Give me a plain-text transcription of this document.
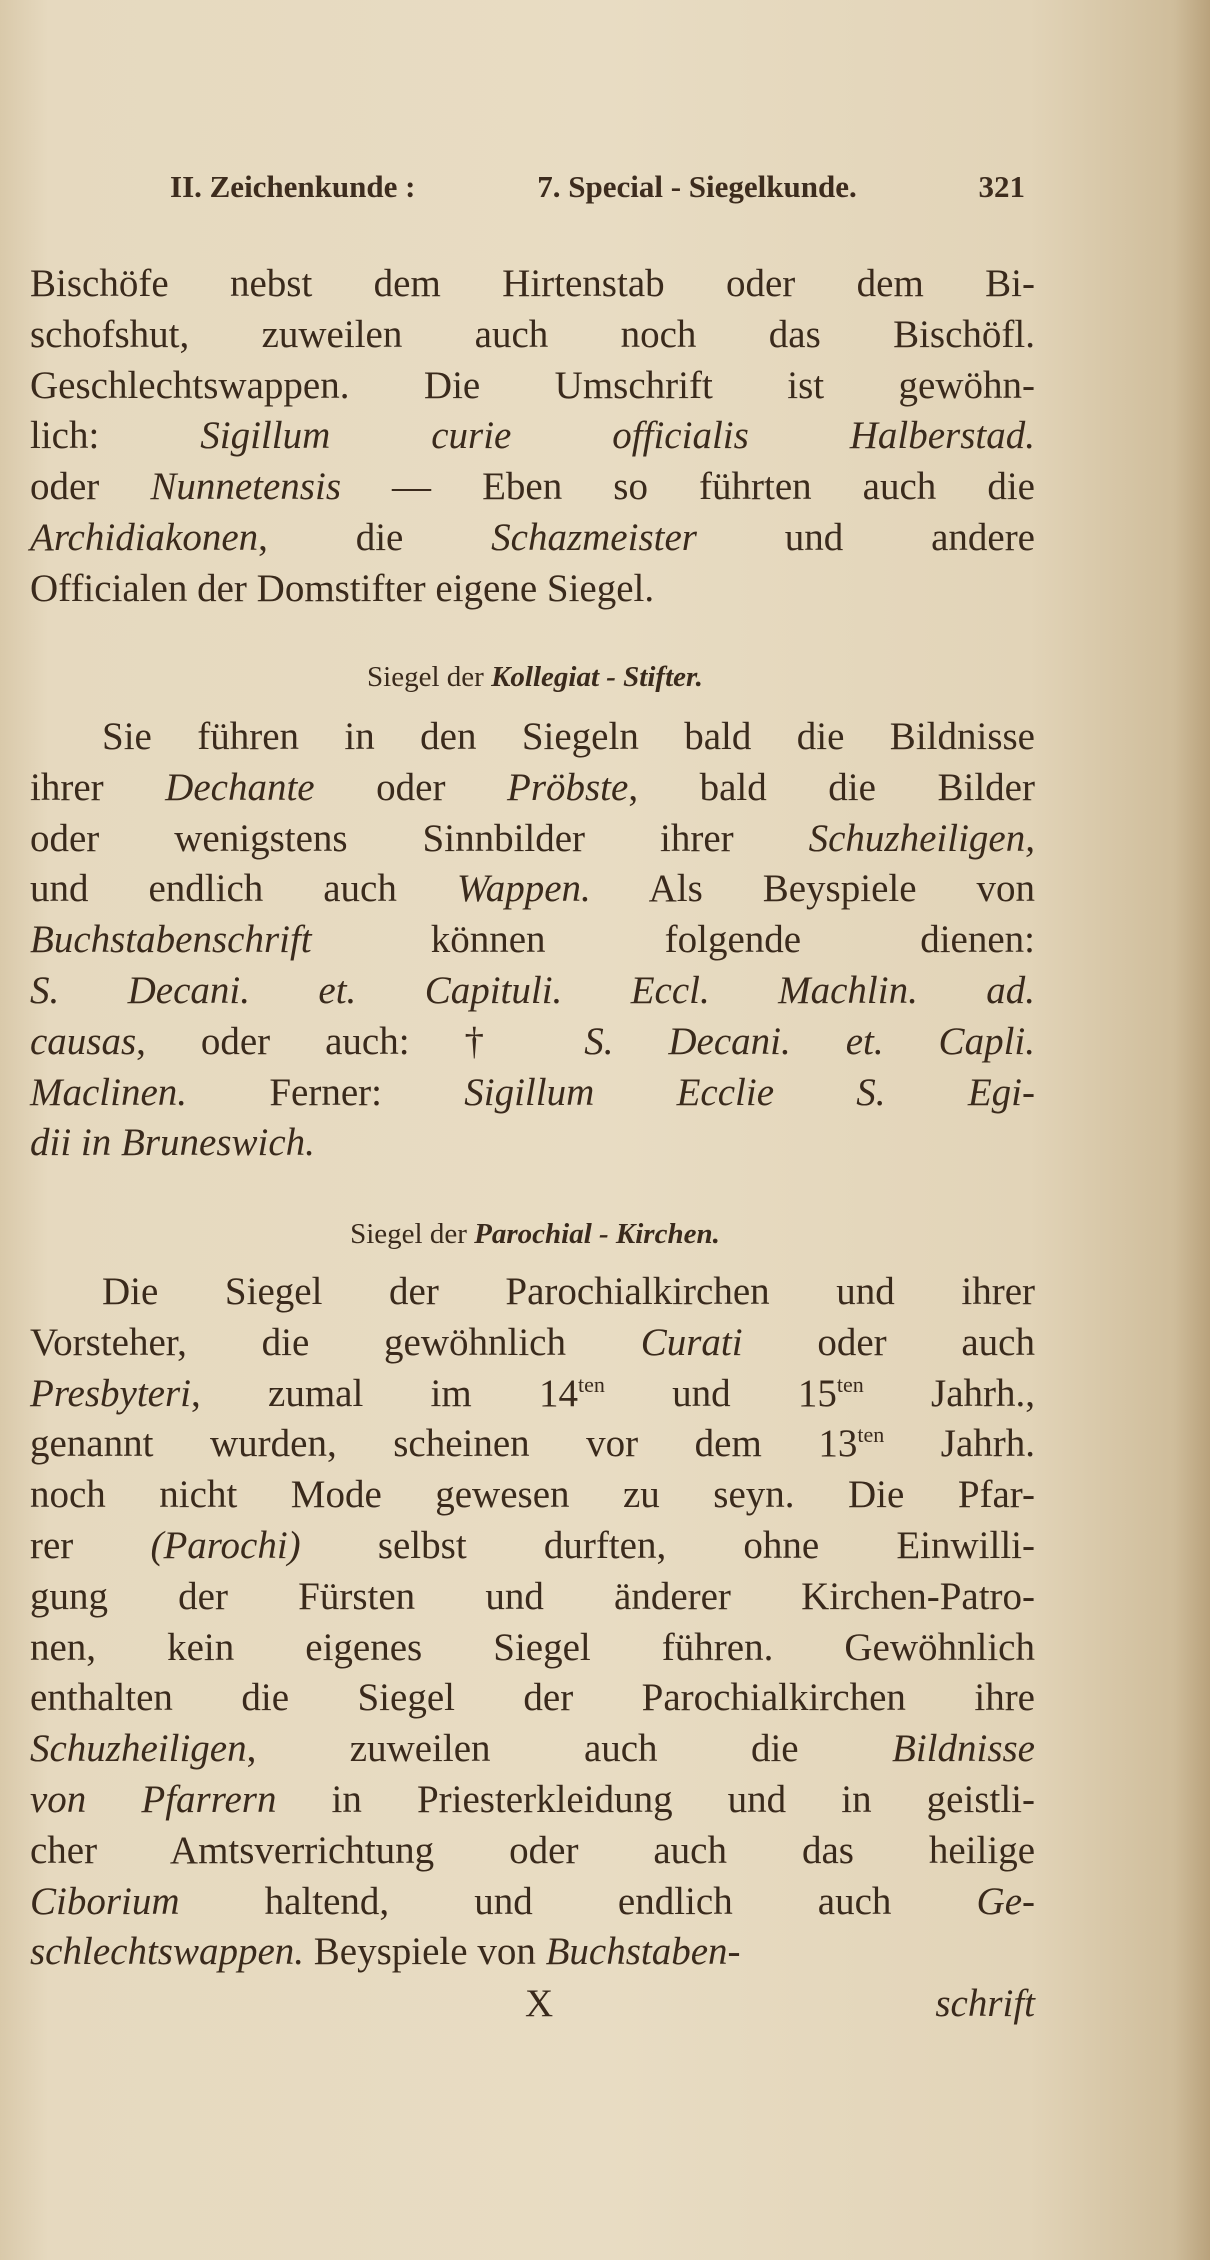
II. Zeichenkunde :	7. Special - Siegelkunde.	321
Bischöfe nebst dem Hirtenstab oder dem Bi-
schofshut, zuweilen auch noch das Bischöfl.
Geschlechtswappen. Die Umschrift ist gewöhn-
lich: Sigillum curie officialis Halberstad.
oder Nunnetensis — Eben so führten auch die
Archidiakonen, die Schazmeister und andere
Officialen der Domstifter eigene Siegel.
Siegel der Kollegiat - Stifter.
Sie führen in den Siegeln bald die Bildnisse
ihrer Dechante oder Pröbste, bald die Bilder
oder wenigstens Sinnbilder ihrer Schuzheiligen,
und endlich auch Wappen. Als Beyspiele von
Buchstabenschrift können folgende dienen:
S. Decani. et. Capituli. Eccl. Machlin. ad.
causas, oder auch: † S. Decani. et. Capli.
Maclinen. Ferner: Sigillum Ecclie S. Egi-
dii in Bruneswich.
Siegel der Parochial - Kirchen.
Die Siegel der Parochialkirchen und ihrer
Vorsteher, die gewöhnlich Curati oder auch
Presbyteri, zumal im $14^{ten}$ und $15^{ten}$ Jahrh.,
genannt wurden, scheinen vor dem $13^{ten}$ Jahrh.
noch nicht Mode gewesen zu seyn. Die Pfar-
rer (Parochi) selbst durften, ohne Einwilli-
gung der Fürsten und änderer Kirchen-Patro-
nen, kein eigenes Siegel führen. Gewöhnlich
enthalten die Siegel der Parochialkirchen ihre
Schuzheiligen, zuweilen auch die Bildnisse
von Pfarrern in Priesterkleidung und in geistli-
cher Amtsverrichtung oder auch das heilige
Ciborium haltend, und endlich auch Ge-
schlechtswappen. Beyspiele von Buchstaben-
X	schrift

_ _ _ _ _

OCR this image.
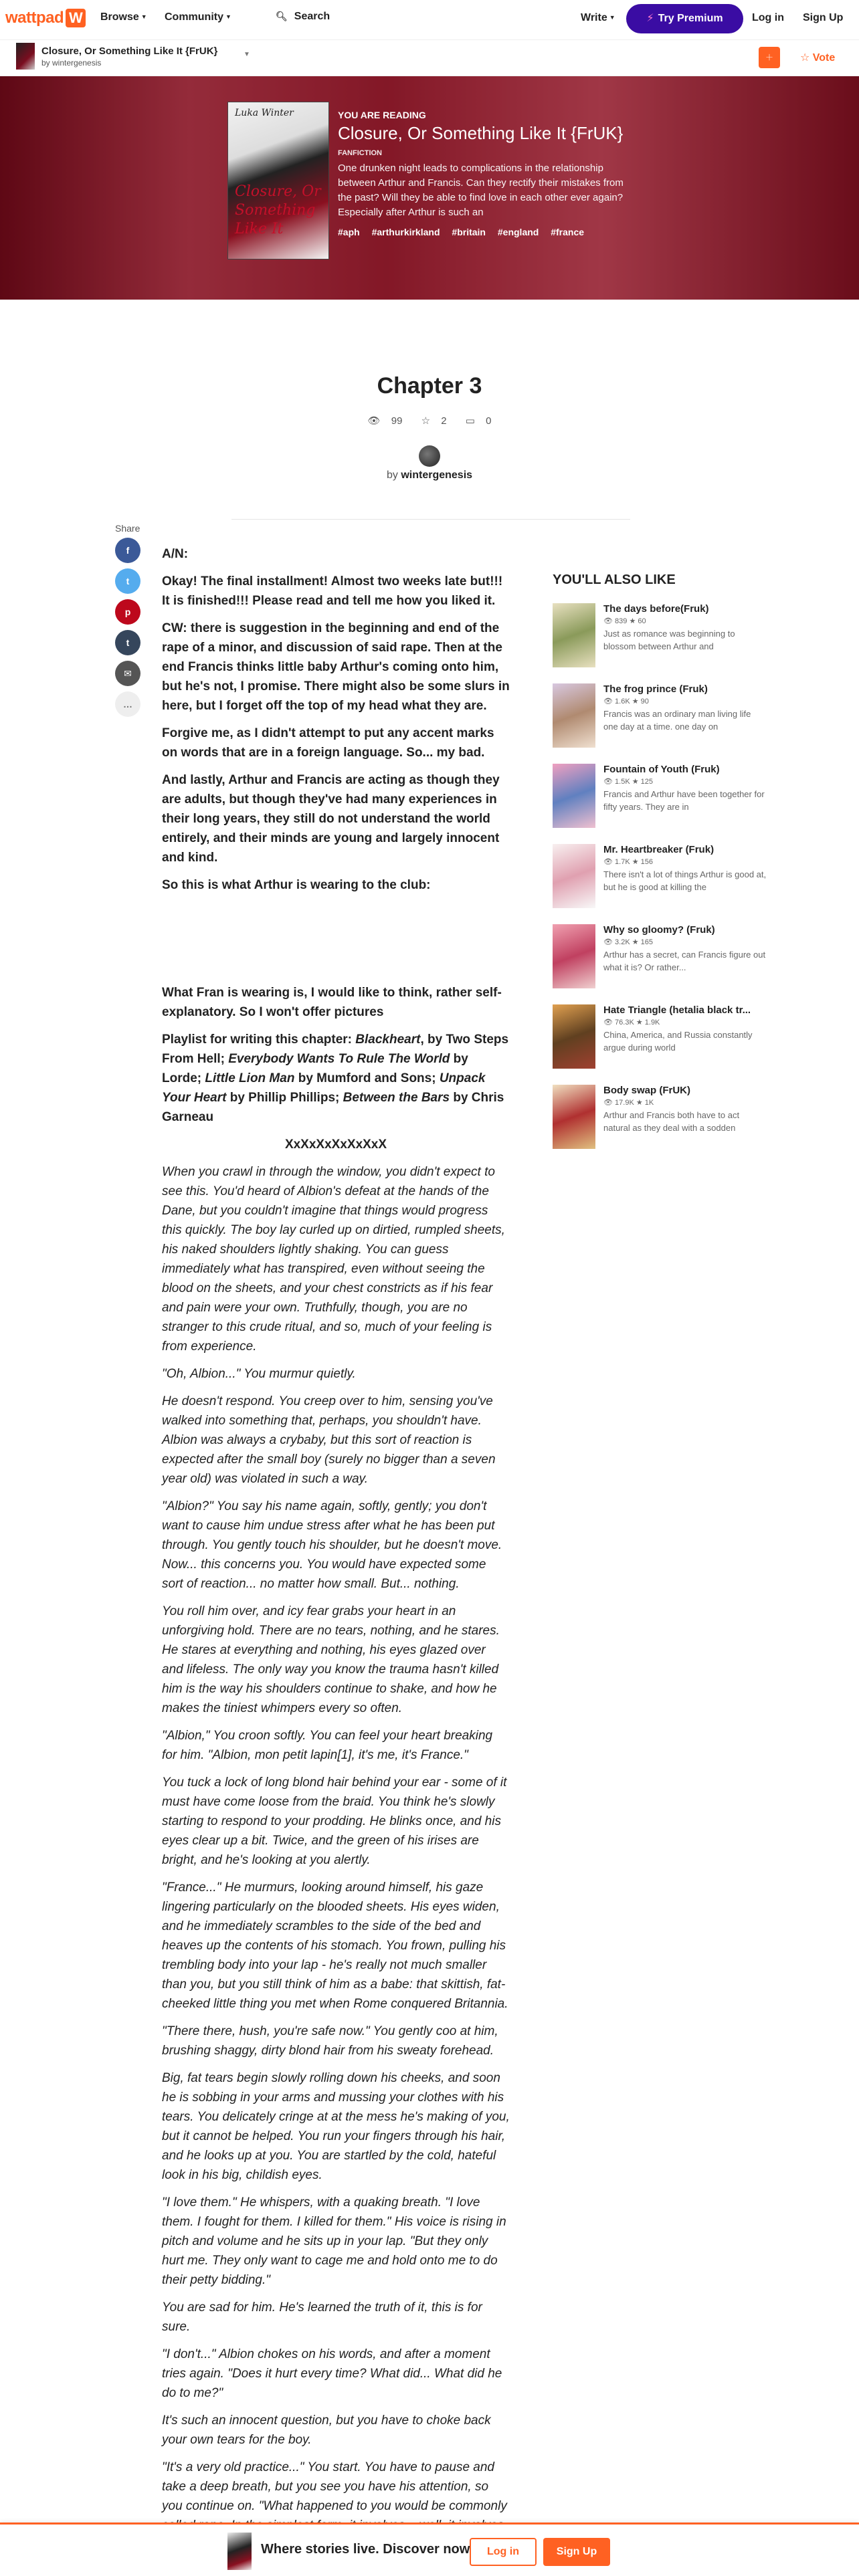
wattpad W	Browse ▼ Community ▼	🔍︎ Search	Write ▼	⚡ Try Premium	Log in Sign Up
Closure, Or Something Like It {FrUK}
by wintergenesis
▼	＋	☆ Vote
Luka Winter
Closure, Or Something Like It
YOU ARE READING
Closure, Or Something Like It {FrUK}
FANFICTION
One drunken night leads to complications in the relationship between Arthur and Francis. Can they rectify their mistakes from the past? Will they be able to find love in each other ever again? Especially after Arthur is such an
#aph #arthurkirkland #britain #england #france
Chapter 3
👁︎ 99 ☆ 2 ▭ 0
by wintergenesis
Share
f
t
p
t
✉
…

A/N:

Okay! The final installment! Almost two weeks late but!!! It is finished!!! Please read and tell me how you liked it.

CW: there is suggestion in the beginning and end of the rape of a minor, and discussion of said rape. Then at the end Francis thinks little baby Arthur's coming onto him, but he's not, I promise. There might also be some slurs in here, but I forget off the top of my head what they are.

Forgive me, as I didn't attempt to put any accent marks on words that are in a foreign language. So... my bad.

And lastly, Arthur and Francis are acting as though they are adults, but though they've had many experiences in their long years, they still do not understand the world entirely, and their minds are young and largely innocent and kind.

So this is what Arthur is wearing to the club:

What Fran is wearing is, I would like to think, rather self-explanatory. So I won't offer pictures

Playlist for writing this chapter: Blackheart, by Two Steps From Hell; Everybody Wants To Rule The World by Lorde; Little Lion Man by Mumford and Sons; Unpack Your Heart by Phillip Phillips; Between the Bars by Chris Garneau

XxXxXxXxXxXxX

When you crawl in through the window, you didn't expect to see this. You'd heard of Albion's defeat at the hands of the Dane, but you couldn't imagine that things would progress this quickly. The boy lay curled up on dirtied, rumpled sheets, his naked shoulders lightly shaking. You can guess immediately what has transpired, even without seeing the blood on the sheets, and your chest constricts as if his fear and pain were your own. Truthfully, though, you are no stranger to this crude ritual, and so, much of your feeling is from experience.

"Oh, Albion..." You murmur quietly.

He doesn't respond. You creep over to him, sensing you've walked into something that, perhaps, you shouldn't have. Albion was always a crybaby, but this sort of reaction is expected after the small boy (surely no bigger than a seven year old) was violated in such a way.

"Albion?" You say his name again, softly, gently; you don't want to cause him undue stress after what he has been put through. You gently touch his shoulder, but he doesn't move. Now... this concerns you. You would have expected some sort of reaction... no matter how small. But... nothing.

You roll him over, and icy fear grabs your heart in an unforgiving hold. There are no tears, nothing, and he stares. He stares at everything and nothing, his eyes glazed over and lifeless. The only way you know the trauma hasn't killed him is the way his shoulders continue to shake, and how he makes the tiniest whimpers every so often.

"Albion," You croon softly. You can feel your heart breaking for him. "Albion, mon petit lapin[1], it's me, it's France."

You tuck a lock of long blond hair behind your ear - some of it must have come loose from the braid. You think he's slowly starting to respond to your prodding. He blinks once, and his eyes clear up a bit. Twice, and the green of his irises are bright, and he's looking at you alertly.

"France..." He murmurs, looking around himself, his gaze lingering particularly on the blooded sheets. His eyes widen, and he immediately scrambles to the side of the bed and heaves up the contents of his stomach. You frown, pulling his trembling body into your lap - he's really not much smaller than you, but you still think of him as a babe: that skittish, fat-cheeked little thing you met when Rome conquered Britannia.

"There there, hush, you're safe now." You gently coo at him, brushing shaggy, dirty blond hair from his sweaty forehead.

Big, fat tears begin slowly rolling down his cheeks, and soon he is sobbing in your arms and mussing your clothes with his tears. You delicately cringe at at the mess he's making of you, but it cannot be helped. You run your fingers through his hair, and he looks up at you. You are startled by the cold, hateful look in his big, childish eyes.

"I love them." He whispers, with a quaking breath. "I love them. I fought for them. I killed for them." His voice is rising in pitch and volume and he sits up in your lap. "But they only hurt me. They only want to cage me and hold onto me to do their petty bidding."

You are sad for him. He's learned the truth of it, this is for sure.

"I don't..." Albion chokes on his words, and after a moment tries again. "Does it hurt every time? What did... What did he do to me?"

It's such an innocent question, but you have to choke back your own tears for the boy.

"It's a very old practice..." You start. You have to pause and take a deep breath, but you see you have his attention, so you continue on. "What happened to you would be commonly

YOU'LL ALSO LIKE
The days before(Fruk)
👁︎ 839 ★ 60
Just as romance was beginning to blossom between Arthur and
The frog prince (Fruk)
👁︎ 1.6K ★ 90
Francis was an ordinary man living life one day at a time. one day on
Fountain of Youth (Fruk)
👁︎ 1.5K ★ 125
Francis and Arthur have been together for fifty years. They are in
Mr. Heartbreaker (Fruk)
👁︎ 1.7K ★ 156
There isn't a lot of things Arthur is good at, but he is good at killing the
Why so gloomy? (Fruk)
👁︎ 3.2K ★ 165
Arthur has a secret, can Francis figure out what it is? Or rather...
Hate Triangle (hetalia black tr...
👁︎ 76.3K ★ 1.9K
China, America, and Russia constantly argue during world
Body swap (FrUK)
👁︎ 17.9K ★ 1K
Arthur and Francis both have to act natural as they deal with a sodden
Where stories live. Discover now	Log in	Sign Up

_ _ _ _ _

**TASK ITEM**:
The total is all that is wanted here: please count the lines of the material that contain the word "hold".

**EXERCISE ANSWER**:
2